Of all the lines in the material, how many include the word "their"? Reply with the number alone.

** start of DATA ROWS **

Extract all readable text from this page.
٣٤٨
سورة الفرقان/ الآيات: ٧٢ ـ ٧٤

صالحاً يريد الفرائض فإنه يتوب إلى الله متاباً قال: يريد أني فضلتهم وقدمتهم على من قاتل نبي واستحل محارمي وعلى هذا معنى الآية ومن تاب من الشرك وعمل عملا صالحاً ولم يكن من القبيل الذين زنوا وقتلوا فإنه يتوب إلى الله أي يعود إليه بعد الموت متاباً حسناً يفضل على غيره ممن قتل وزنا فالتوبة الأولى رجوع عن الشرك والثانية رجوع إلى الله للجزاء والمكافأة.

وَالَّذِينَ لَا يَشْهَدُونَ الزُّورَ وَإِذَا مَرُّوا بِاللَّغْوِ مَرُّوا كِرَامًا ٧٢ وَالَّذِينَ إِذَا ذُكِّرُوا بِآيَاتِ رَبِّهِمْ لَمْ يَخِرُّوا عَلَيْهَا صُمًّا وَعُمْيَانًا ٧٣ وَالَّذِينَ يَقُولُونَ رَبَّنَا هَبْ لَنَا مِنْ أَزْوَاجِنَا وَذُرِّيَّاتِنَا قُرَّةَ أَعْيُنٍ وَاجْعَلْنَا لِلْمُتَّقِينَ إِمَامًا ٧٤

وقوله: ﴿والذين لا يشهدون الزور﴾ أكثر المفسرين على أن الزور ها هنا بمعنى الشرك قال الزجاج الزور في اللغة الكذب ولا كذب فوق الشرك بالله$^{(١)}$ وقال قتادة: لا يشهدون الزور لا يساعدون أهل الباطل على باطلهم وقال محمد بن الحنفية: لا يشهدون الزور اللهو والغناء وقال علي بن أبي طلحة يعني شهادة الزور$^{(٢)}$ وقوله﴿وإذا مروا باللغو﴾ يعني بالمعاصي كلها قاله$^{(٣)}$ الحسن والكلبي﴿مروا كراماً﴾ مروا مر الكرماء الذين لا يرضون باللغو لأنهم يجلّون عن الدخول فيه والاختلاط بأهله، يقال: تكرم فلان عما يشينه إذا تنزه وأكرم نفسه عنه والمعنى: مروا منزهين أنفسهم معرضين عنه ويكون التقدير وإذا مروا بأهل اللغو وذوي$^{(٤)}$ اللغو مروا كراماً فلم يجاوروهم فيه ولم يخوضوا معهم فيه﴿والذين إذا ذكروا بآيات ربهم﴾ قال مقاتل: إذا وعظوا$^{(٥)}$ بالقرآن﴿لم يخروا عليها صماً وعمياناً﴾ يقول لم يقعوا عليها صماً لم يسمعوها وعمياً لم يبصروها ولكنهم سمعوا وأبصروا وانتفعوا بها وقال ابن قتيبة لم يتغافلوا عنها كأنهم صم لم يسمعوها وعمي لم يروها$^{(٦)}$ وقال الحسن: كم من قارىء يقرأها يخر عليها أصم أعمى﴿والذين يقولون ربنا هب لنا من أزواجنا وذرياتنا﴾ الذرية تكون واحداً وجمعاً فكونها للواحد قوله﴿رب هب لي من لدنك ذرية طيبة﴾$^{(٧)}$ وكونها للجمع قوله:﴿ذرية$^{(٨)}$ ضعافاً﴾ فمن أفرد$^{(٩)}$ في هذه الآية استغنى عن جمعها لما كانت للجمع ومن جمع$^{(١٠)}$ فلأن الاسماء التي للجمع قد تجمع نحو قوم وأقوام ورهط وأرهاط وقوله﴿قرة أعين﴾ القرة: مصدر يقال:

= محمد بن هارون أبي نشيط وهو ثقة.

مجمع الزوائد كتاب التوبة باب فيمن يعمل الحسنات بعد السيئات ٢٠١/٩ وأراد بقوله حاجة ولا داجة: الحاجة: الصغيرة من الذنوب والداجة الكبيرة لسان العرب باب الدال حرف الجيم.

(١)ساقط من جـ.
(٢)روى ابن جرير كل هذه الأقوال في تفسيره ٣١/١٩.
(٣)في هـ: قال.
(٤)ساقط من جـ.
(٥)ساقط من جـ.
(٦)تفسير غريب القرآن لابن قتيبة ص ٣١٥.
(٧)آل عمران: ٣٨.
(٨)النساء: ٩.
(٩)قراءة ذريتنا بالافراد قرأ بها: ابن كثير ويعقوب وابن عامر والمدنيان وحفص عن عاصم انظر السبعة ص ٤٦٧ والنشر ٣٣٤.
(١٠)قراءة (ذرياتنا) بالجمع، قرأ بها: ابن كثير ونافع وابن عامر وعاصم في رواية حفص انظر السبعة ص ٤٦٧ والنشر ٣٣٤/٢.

** end of DATA ROWS **
** start of DATA ROWS **

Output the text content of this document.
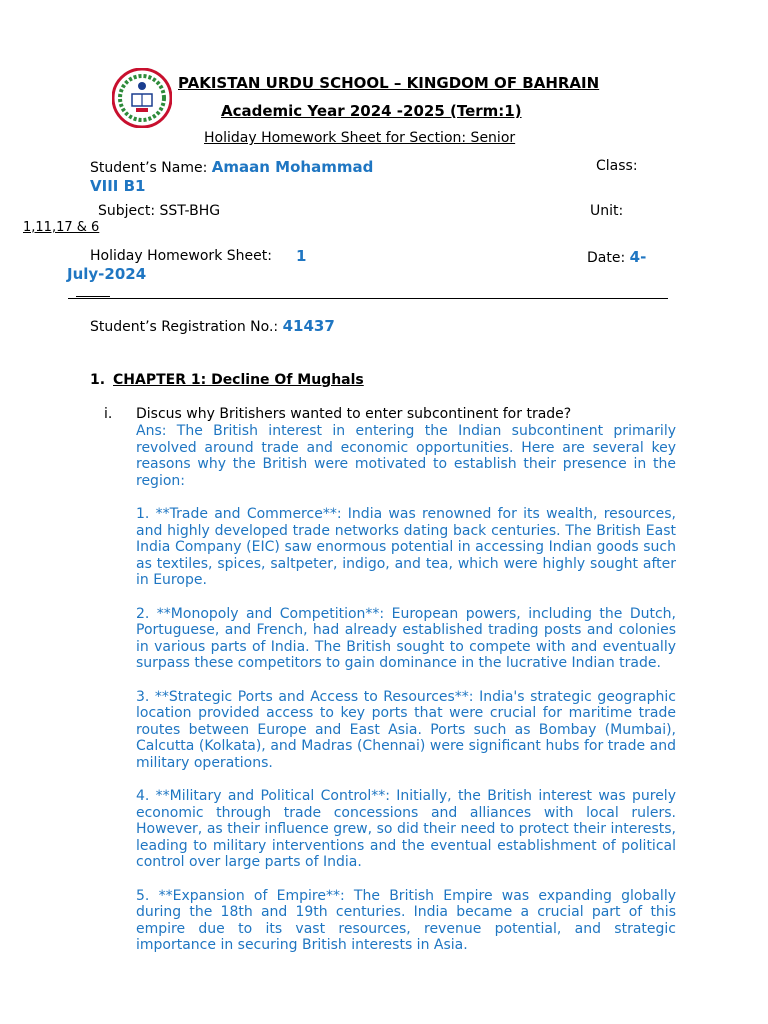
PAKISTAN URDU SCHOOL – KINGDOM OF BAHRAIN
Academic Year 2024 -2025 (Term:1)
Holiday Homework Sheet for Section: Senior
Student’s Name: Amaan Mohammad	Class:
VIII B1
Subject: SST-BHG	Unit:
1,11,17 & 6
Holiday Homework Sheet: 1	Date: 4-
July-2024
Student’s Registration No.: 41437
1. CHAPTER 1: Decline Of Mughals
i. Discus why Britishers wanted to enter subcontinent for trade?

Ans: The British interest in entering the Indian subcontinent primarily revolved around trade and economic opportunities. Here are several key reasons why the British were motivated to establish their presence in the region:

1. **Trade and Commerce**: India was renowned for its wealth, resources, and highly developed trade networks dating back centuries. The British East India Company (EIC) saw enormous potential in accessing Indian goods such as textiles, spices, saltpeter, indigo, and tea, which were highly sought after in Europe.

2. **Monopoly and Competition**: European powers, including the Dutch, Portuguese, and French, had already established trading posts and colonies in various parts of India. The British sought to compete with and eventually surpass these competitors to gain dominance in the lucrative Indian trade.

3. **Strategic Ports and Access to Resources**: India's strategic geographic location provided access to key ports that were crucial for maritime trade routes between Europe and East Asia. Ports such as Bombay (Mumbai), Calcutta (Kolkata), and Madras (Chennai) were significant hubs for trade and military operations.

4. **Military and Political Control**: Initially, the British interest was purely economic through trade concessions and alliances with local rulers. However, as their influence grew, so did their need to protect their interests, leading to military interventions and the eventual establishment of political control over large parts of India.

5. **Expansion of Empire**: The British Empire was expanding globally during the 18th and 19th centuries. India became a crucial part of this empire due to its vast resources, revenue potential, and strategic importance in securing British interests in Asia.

** end of DATA ROWS **

→ **WRITTEN SOLUTION**
2